### [Exercise task A]
Reproduce the part of the NLopt solver excerpt between "std::vector<Real> nlopt_lb(nlopt_size);" and "if (this->equality_constraints_object)", inclusive.
### [Exercise task B]
In the NLopt solver excerpt, at what line and in which file is the definition located?
Start Excerpt provided
Call the NLopt solver.

Implements libMesh::OptimizationSolver< T >.

Definition at line 342 of file nlopt_optimization_solver.C.

References libMesh::__libmesh_nlopt_equality_constraints(), libMesh::__libmesh_nlopt_inequality_constraints(), libMesh::__libmesh_nlopt_objective(), ierr, libMesh::TriangleWrapper::init(), libMesh::out, and libMesh::Real.

{
  LOG_SCOPE("solve()", "NloptOptimizationSolver");

  this->init ();

  unsigned int nlopt_size = this->system().solution->size();

  // We have to have an objective function
  libmesh_assert( this->objective_object );

  // Set routine for objective and (optionally) gradient evaluation
  {
    nlopt_result ierr =
      nlopt_set_min_objective(_opt,
                              __libmesh_nlopt_objective,
                              this);
    if (ierr < 0)
      libmesh_error_msg("NLopt failed to set min objective: " << ierr);
  }

  if (this->lower_and_upper_bounds_object)
    {
      // Need to actually compute the bounds vectors first
      this->lower_and_upper_bounds_object->lower_and_upper_bounds(this->system());

      std::vector<Real> nlopt_lb(nlopt_size);
      std::vector<Real> nlopt_ub(nlopt_size);
      for (unsigned int i = 0; i < nlopt_size; ++i)
        {
          nlopt_lb[i] = this->system().get_vector("lower_bounds")(i);
          nlopt_ub[i] = this->system().get_vector("upper_bounds")(i);
        }

      nlopt_set_lower_bounds(_opt, nlopt_lb.data());
      nlopt_set_upper_bounds(_opt, nlopt_ub.data());
    }

  // If we have an equality constraints object, tell NLopt about it.
  if (this->equality_constraints_object)
    {
      // NLopt requires a vector to specify the tolerance for each constraint.
      // NLopt makes a copy of this vector internally, so it's safe for us to
      // let it go out of scope.
      std::vector<double> equality_constraints_tolerances(this->system().C_eq->size(),
                                                          _constraints_tolerance);

      // It would be nice to call the C interface directly, at least it should return an error
      // code we could parse... unfortunately, there does not seem to be a way to extract
      // the underlying nlopt_opt object from the nlopt::opt class!
      nlopt_result ierr =
        nlopt_add_equality_mconstraint(_opt,
                                       equality_constraints_tolerances.size(),
                                       __libmesh_nlopt_equality_constraints,
                                       this,
                                       equality_constraints_tolerances.data());

      if (ierr < 0)
        libmesh_error_msg("NLopt failed to add equality constraint: " << ierr);
    }

  // If we have an inequality constraints object, tell NLopt about it.
  if (this->inequality_constraints_object)
End Excerpt provided
Start Excerpted records
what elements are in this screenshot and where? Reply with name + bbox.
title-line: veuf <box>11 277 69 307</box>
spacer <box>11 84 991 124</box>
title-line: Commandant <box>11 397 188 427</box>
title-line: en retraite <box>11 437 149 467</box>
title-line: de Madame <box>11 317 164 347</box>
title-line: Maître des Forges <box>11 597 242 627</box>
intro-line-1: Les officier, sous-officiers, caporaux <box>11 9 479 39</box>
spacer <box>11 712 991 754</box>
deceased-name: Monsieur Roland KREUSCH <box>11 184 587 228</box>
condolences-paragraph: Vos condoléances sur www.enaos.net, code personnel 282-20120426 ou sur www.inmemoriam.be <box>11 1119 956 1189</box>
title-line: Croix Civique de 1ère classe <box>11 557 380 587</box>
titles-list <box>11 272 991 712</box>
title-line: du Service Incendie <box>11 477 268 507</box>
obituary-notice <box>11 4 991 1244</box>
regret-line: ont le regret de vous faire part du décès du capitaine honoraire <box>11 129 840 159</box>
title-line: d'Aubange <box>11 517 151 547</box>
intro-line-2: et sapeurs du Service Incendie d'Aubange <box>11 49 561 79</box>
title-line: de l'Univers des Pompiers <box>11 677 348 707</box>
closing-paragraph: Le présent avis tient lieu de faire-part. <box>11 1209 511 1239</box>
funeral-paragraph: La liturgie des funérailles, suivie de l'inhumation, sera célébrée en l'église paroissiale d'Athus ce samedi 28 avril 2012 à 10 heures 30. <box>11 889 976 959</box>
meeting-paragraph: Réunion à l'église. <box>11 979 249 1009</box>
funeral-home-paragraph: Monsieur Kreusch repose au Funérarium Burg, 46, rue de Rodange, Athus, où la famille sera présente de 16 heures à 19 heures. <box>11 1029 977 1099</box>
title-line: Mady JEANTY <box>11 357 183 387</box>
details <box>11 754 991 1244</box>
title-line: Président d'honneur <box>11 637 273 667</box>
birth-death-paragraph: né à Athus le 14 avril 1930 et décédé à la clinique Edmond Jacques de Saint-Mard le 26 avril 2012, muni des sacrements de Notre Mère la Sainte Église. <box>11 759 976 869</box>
End Excerpted records
Start Excerpted records
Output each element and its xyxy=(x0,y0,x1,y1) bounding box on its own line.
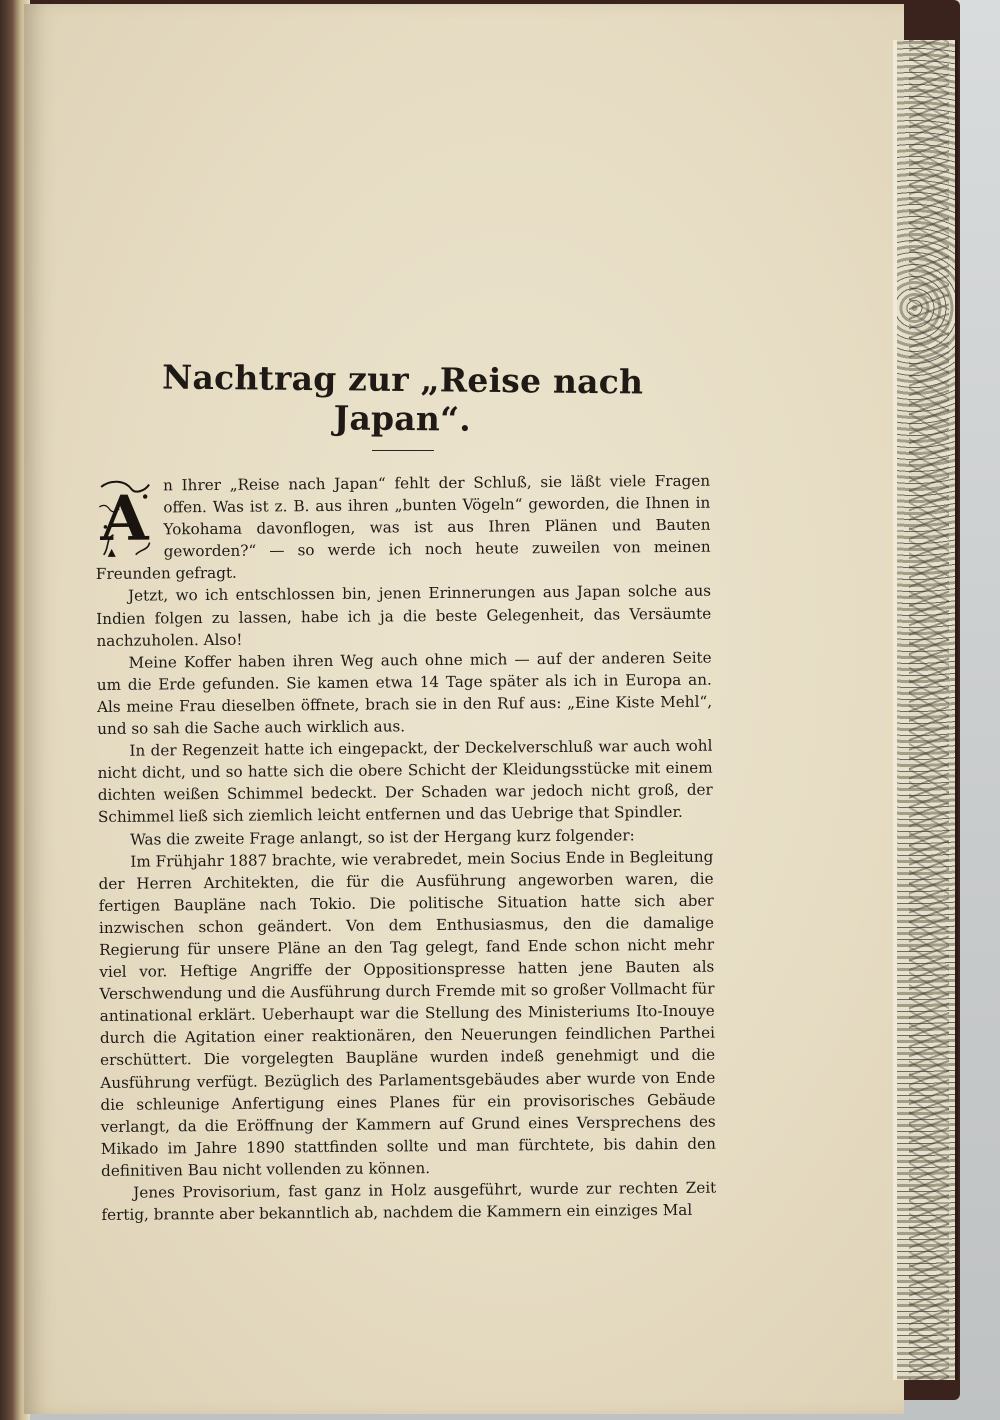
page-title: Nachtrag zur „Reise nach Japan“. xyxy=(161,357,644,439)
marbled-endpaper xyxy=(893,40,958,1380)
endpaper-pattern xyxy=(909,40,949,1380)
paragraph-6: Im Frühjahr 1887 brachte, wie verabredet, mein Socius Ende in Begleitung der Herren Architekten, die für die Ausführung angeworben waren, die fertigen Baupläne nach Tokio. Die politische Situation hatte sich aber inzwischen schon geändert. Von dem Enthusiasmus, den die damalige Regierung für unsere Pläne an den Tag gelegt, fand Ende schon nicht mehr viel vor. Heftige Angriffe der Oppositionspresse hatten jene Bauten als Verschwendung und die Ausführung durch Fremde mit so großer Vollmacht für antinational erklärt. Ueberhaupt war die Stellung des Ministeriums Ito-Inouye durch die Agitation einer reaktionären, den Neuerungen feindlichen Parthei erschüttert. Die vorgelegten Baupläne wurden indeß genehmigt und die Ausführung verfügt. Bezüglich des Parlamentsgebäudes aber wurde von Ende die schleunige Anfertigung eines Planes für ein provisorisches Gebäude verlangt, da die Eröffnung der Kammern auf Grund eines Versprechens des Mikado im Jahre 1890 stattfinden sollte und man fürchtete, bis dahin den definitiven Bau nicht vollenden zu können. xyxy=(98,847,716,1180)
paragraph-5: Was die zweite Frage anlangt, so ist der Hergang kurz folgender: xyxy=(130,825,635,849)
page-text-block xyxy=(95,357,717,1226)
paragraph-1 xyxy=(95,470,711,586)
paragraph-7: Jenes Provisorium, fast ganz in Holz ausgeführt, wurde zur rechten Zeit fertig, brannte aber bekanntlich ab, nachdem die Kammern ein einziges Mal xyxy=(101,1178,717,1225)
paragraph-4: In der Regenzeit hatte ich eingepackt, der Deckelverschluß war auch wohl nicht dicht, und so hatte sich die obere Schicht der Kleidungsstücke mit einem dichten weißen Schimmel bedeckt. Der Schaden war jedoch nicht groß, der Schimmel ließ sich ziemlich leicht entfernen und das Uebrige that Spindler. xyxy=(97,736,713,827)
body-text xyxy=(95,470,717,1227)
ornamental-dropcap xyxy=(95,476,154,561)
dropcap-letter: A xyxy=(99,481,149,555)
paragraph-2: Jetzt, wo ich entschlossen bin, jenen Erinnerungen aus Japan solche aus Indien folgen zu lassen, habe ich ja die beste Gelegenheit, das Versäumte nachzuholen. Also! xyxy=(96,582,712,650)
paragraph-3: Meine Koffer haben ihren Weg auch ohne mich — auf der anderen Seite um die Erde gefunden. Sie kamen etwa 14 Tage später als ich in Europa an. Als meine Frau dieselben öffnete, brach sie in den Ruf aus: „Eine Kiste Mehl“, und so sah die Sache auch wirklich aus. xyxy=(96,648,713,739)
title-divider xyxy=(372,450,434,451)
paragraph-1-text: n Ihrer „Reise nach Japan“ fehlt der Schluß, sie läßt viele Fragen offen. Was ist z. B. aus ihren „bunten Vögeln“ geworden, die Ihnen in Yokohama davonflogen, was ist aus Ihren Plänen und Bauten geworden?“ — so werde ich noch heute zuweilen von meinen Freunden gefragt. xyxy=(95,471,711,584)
End Excerpted records
### [Output A]
std::vector<Real> nlopt_lb(nlopt_size);
      std::vector<Real> nlopt_ub(nlopt_size);
      for (unsigned int i = 0; i < nlopt_size; ++i)
        {
          nlopt_lb[i] = this->system().get_vector("lower_bounds")(i);
          nlopt_ub[i] = this->system().get_vector("upper_bounds")(i);
        }

      nlopt_set_lower_bounds(_opt, nlopt_lb.data());
      nlopt_set_upper_bounds(_opt, nlopt_ub.data());
    }

  // If we have an equality constraints object, tell NLopt about it.
  if (this->equality_constraints_object)

### [Output B]
Line 342 of nlopt_optimization_solver.C.